─── INPUT FOR THIS TASK ───

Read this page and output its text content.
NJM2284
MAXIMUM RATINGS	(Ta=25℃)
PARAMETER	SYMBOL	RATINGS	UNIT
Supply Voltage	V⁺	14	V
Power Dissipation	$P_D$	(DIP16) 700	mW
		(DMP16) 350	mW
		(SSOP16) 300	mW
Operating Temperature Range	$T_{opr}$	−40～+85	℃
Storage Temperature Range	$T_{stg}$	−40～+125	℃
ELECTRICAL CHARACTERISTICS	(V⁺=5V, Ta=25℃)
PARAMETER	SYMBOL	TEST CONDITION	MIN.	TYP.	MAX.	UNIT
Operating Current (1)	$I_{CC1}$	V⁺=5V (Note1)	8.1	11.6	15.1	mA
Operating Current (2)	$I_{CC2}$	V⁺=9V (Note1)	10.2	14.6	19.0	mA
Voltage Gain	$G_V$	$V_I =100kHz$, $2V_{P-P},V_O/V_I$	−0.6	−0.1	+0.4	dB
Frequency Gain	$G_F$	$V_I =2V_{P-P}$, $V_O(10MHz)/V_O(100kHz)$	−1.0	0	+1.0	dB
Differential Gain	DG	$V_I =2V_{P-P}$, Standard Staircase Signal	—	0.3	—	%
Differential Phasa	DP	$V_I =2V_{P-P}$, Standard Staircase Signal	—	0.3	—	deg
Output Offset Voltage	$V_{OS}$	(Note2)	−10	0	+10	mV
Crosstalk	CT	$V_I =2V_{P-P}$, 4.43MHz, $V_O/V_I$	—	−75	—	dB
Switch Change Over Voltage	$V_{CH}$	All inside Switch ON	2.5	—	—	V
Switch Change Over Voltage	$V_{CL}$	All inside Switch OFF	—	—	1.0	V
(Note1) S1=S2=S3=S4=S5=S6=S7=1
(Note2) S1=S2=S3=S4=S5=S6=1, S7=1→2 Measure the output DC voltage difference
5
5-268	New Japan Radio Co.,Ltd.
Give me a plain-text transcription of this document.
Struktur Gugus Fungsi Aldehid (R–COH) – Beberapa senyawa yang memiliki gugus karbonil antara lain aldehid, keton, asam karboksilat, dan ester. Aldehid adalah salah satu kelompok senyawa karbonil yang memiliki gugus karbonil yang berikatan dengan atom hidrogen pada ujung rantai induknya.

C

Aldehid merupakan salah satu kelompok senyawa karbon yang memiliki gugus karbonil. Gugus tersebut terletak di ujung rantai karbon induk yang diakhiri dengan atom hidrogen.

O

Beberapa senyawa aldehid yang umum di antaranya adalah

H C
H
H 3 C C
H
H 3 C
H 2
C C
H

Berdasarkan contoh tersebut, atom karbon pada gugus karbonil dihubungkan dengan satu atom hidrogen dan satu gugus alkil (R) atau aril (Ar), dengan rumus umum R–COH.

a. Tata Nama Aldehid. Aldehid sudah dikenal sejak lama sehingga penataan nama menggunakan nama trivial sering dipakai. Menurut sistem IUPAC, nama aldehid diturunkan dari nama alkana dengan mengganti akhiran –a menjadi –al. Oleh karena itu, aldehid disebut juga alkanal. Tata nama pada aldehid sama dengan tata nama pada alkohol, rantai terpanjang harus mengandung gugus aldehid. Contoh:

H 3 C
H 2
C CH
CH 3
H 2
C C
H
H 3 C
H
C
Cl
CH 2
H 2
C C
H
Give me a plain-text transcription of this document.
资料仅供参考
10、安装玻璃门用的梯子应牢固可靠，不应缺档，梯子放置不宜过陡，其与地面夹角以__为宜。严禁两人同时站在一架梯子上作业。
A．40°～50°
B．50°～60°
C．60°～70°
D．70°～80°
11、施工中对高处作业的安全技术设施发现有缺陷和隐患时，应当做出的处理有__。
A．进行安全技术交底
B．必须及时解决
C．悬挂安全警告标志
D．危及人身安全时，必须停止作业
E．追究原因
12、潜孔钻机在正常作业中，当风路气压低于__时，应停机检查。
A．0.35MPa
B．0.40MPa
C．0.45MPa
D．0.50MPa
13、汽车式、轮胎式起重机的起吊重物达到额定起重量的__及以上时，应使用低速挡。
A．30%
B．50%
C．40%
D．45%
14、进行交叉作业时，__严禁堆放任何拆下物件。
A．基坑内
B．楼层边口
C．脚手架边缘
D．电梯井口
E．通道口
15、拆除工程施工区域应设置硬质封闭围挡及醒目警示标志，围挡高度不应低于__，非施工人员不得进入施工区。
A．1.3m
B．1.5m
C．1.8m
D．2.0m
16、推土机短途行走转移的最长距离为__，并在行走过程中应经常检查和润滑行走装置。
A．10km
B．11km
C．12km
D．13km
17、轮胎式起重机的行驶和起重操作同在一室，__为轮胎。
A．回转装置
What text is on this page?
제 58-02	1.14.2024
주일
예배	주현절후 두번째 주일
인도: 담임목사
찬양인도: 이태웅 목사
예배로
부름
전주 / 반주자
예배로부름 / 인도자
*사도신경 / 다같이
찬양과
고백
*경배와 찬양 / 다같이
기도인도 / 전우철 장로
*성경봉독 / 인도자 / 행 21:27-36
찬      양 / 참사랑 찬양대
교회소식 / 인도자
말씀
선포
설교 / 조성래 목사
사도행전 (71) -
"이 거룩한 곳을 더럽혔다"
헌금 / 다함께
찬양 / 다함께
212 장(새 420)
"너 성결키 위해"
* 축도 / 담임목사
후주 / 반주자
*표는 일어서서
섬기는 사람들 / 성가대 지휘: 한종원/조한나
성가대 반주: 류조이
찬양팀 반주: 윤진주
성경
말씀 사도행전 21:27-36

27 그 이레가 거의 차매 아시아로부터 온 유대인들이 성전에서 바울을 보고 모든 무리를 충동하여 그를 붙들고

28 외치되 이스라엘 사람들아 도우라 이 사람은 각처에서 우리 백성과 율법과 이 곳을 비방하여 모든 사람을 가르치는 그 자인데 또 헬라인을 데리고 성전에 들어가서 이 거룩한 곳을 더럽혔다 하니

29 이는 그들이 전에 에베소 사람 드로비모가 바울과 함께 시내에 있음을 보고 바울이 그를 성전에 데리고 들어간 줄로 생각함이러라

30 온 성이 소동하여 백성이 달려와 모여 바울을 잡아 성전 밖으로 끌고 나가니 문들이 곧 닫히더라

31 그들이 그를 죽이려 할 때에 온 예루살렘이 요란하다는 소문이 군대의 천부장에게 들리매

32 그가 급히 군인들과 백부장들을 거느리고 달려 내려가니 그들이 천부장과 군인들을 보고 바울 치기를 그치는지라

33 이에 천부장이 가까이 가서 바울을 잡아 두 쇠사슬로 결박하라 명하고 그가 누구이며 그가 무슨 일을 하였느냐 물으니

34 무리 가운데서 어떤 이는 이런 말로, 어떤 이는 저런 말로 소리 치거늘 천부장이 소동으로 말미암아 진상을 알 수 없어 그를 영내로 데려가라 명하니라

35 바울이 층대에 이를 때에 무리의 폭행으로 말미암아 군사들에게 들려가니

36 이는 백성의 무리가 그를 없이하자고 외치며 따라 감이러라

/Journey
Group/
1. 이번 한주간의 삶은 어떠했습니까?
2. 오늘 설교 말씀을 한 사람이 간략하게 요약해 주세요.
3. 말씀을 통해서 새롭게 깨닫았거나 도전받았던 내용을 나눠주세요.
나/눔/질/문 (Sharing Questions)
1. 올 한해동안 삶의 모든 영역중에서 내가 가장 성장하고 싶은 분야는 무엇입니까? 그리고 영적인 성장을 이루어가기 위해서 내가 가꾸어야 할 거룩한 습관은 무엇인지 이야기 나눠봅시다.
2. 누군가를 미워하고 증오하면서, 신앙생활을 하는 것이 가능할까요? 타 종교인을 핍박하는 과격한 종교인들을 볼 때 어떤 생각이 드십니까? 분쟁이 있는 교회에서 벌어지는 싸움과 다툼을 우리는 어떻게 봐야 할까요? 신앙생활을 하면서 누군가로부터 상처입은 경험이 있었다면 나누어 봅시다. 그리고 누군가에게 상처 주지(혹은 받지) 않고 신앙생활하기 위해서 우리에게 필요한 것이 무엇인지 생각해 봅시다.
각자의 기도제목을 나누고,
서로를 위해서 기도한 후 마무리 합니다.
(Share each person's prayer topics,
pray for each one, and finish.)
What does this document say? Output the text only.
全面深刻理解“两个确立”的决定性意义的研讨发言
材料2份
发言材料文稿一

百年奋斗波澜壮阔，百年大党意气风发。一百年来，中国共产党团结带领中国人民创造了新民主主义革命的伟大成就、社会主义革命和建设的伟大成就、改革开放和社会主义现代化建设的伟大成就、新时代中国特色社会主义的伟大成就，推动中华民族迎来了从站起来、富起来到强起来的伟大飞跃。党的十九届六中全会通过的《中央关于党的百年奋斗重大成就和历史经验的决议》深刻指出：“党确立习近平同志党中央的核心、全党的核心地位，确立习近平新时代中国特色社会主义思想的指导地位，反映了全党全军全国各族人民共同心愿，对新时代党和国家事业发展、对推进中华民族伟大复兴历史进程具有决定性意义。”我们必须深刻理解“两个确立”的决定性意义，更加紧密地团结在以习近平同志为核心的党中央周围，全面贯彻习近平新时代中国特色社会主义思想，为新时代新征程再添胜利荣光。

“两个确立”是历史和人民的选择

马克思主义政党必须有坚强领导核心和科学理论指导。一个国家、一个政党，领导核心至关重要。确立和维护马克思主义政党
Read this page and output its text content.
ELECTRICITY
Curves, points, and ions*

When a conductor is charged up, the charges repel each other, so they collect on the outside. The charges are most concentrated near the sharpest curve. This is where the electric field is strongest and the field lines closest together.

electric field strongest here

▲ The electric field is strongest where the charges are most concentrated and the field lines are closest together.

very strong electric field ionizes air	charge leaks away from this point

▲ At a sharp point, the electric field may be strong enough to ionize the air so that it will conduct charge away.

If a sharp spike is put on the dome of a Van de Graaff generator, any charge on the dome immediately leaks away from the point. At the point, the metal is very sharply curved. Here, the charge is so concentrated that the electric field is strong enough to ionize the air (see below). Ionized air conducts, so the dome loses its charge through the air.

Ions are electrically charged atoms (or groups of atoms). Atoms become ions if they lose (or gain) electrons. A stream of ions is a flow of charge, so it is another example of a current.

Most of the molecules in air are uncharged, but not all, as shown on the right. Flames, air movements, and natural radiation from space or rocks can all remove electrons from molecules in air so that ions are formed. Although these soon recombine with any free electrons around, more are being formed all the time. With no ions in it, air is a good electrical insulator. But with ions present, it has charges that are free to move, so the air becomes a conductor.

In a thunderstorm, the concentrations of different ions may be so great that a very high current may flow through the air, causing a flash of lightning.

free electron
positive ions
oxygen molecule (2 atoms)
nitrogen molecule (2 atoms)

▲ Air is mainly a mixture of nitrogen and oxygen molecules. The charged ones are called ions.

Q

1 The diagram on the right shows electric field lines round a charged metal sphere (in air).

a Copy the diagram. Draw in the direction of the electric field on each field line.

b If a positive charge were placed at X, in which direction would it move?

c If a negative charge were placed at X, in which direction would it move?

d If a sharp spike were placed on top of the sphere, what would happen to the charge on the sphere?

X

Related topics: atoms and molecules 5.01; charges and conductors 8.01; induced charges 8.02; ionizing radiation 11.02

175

───

▶ [THE PROBLEM] Go through the records and show every line with the string "direction" in it.

▶ [THE RESULT]
a Copy the diagram. Draw in the direction of the electric field on each field line.
b If a positive charge were placed at X, in which direction would it move?
c If a negative charge were placed at X, in which direction would it move?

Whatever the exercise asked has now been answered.